_What you have to do_. What follows is a listing to be transcribed exactly.

_Records provided_.
============================================================

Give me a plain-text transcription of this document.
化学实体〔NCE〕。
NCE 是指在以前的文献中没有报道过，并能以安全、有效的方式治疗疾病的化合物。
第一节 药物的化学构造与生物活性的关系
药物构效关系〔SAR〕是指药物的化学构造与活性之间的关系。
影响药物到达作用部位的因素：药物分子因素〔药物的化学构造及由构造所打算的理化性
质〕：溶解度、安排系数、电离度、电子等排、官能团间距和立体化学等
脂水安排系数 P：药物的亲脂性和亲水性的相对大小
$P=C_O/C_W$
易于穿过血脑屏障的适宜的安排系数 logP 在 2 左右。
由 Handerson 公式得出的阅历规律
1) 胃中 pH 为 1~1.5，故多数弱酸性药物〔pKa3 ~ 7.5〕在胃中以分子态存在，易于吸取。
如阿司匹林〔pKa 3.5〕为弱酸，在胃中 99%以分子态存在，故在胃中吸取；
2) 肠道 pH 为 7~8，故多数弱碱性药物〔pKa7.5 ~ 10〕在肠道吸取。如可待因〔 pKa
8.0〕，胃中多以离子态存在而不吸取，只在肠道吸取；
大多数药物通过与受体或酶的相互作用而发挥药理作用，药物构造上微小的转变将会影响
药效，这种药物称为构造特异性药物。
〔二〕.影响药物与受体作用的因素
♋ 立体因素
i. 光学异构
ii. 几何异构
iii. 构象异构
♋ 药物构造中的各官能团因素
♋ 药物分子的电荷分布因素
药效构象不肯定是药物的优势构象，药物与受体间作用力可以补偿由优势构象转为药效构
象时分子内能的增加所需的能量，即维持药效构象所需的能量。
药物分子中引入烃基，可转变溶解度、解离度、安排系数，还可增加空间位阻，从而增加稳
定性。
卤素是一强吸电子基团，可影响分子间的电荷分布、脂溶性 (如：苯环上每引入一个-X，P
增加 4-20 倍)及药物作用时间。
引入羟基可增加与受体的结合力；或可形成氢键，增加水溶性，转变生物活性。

============================================================

_Result for this exercise_.
Give me a plain-text transcription of this document.
化学实体〔NCE〕。
NCE 是指在以前的文献中没有报道过，并能以安全、有效的方式治疗疾病的化合物。
第一节 药物的化学构造与生物活性的关系
药物构效关系〔SAR〕是指药物的化学构造与活性之间的关系。
影响药物到达作用部位的因素：药物分子因素〔药物的化学构造及由构造所打算的理化性
质〕：溶解度、安排系数、电离度、电子等排、官能团间距和立体化学等
脂水安排系数 P：药物的亲脂性和亲水性的相对大小
$P=C_O/C_W$
易于穿过血脑屏障的适宜的安排系数 logP 在 2 左右。
由 Handerson 公式得出的阅历规律
1) 胃中 pH 为 1~1.5，故多数弱酸性药物〔pKa3 ~ 7.5〕在胃中以分子态存在，易于吸取。
如阿司匹林〔pKa 3.5〕为弱酸，在胃中 99%以分子态存在，故在胃中吸取；
2) 肠道 pH 为 7~8，故多数弱碱性药物〔pKa7.5 ~ 10〕在肠道吸取。如可待因〔 pKa
8.0〕，胃中多以离子态存在而不吸取，只在肠道吸取；
大多数药物通过与受体或酶的相互作用而发挥药理作用，药物构造上微小的转变将会影响
药效，这种药物称为构造特异性药物。
〔二〕.影响药物与受体作用的因素
♋ 立体因素
i. 光学异构
ii. 几何异构
iii. 构象异构
♋ 药物构造中的各官能团因素
♋ 药物分子的电荷分布因素
药效构象不肯定是药物的优势构象，药物与受体间作用力可以补偿由优势构象转为药效构
象时分子内能的增加所需的能量，即维持药效构象所需的能量。
药物分子中引入烃基，可转变溶解度、解离度、安排系数，还可增加空间位阻，从而增加稳
定性。
卤素是一强吸电子基团，可影响分子间的电荷分布、脂溶性 (如：苯环上每引入一个-X，P
增加 4-20 倍)及药物作用时间。
引入羟基可增加与受体的结合力；或可形成氢键，增加水溶性，转变生物活性。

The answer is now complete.